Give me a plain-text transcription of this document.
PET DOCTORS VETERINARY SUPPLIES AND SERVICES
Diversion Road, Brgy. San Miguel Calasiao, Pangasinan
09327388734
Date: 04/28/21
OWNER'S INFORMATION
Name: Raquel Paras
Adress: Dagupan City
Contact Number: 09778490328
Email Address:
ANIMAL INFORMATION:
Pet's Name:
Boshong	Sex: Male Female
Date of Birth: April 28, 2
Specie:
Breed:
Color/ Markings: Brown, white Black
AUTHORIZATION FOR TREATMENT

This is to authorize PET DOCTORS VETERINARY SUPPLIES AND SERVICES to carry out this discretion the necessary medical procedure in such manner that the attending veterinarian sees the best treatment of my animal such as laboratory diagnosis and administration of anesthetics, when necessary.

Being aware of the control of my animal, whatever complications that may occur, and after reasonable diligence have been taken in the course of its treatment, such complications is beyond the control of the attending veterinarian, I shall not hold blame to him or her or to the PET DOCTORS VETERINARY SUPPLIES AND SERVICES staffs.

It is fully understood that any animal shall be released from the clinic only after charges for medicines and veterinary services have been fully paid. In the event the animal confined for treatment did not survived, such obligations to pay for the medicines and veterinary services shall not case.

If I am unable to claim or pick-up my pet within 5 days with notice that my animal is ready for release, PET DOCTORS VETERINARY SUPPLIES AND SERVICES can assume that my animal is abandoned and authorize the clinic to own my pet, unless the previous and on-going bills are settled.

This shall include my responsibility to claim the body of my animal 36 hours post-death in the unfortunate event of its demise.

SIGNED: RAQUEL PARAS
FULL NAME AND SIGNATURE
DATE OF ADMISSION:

# # #

Go through the records above and retype each one exactly.

## [EXPECTED ANSWER]
Give me a plain-text transcription of this document.
PET DOCTORS VETERINARY SUPPLIES AND SERVICES
Diversion Road, Brgy. San Miguel Calasiao, Pangasinan
09327388734
Date: 04/28/21
OWNER'S INFORMATION
Name: Raquel Paras
Adress: Dagupan City
Contact Number: 09778490328
Email Address:
ANIMAL INFORMATION:
Pet's Name:
Boshong	Sex: Male Female
Date of Birth: April 28, 2
Specie:
Breed:
Color/ Markings: Brown, white Black
AUTHORIZATION FOR TREATMENT

This is to authorize PET DOCTORS VETERINARY SUPPLIES AND SERVICES to carry out this discretion the necessary medical procedure in such manner that the attending veterinarian sees the best treatment of my animal such as laboratory diagnosis and administration of anesthetics, when necessary.

Being aware of the control of my animal, whatever complications that may occur, and after reasonable diligence have been taken in the course of its treatment, such complications is beyond the control of the attending veterinarian, I shall not hold blame to him or her or to the PET DOCTORS VETERINARY SUPPLIES AND SERVICES staffs.

It is fully understood that any animal shall be released from the clinic only after charges for medicines and veterinary services have been fully paid. In the event the animal confined for treatment did not survived, such obligations to pay for the medicines and veterinary services shall not case.

If I am unable to claim or pick-up my pet within 5 days with notice that my animal is ready for release, PET DOCTORS VETERINARY SUPPLIES AND SERVICES can assume that my animal is abandoned and authorize the clinic to own my pet, unless the previous and on-going bills are settled.

This shall include my responsibility to claim the body of my animal 36 hours post-death in the unfortunate event of its demise.

SIGNED: RAQUEL PARAS
FULL NAME AND SIGNATURE
DATE OF ADMISSION:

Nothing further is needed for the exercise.